Toutes les piles primaires usuelles ont le zinc pour électrode négative.

L’attaque locale des zincs par les liqueurs acides ou cuivriques est un obstacle à l’emploi des couples énergiques, elle augmente beaucoup leur dépense pendant le travail et les épuise, même en circuit ouvert. C’est donc travailler à l’amélioration des piles que d’étudier les moyens d’empêcher, d’atténuer au moins, les réactions inopportunes du zinc sur les liquides qui le baignent.

Les procédés les plus efficaces et les plus connus sont l’emploi du zinc pur, qui est peu pratique, et l’amalgamation de l’électrode, opération désagréable et coûteuse, qu’il faut renouveler souvent.

J’ai proposé et employé le cloisonnement des zincs[2] ; ce procédé est assez efficace, surtout contre l’action des sels de cuivre ; mais il accroît la résistance des piles et n’est pas applicable à toutes les combinaisons voltaïques.

Les amalgames de zinc, liquides ou pâteux, sont incommodes et fort coûteux ; pourtant, on les a parfois recommandés comme économiques, parce qu’ils permettent d’utiliser les rognures de zinc : singulière économie qui consiste à mettre en manipulation plusieurs kilos de mercure à 5 francs, pour tirer parti d’un kilo de débris à 40 centimes !

Il m’est revenu que Leclanché avait tenté, autrefois, l’emploi des alliages solides de zinc et de mercure. On ne sait pas s’il a réussi à les fabriquer à bas prix ; rien ne témoigne qu’il en ait pratiqué ou proposé l’usage.

--- Consigne ---
Citez mot pour mot le passage sur les électrodes de zinc des piles, depuis « Les amalgames de » et en poursuivant jusqu'à « ou proposé l’usage. ».

--- Données fournies ---
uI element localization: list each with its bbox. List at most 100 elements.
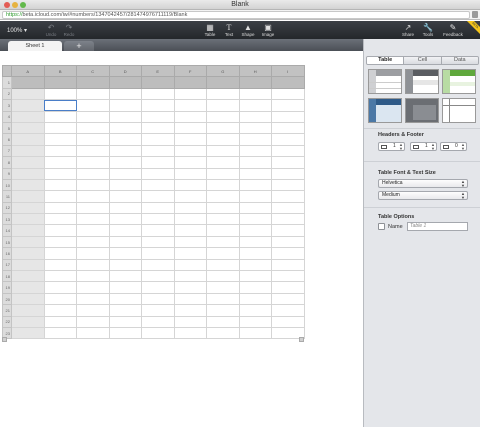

--- Réponse ---
Les amalgames de zinc, liquides ou pâteux, sont incommodes et fort coûteux ; pourtant, on les a parfois recommandés comme économiques, parce qu’ils permettent d’utiliser les rognures de zinc : singulière économie qui consiste à mettre en manipulation plusieurs kilos de mercure à 5 francs, pour tirer parti d’un kilo de débris à 40 centimes !

Il m’est revenu que Leclanché avait tenté, autrefois, l’emploi des alliages solides de zinc et de mercure. On ne sait pas s’il a réussi à les fabriquer à bas prix ; rien ne témoigne qu’il en ait pratiqué ou proposé l’usage.